(Dataset items)
◆ ◆ ◆ ◆

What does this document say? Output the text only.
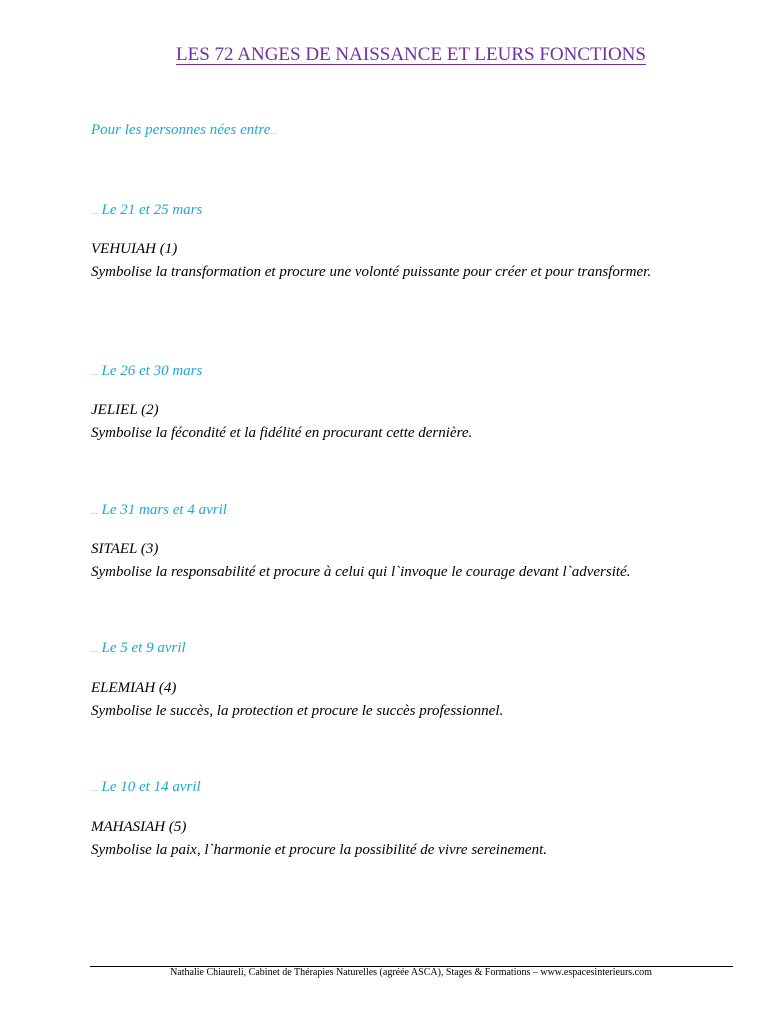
LES 72 ANGES DE NAISSANCE ET LEURS FONCTIONS
Pour les personnes nées entre...
... Le 21 et 25 mars
VEHUIAH (1)
Symbolise la transformation et procure une volonté puissante pour créer et pour transformer.
... Le 26 et 30 mars
JELIEL (2)
Symbolise la fécondité et la fidélité en procurant cette dernière.
... Le 31 mars et 4 avril
SITAEL (3)
Symbolise la responsabilité et procure à celui qui l`invoque le courage devant l`adversité.
... Le 5 et 9 avril
ELEMIAH (4)
Symbolise le succès, la protection et procure le succès professionnel.
... Le 10 et 14 avril
MAHASIAH (5)
Symbolise la paix, l`harmonie et procure la possibilité de vivre sereinement.
Nathalie Chiaureli, Cabinet de Thérapies Naturelles (agréée ASCA), Stages & Formations – www.espacesinterieurs.com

◆ ◆ ◆ ◆

▸ Short exercise: Write out all the entries again, word for word, and print no images.

▸ Output for this task:
What does this document say? Output the text only.
LES 72 ANGES DE NAISSANCE ET LEURS FONCTIONS
Pour les personnes nées entre...
... Le 21 et 25 mars
VEHUIAH (1)
Symbolise la transformation et procure une volonté puissante pour créer et pour transformer.
... Le 26 et 30 mars
JELIEL (2)
Symbolise la fécondité et la fidélité en procurant cette dernière.
... Le 31 mars et 4 avril
SITAEL (3)
Symbolise la responsabilité et procure à celui qui l`invoque le courage devant l`adversité.
... Le 5 et 9 avril
ELEMIAH (4)
Symbolise le succès, la protection et procure le succès professionnel.
... Le 10 et 14 avril
MAHASIAH (5)
Symbolise la paix, l`harmonie et procure la possibilité de vivre sereinement.
Nathalie Chiaureli, Cabinet de Thérapies Naturelles (agréée ASCA), Stages & Formations – www.espacesinterieurs.com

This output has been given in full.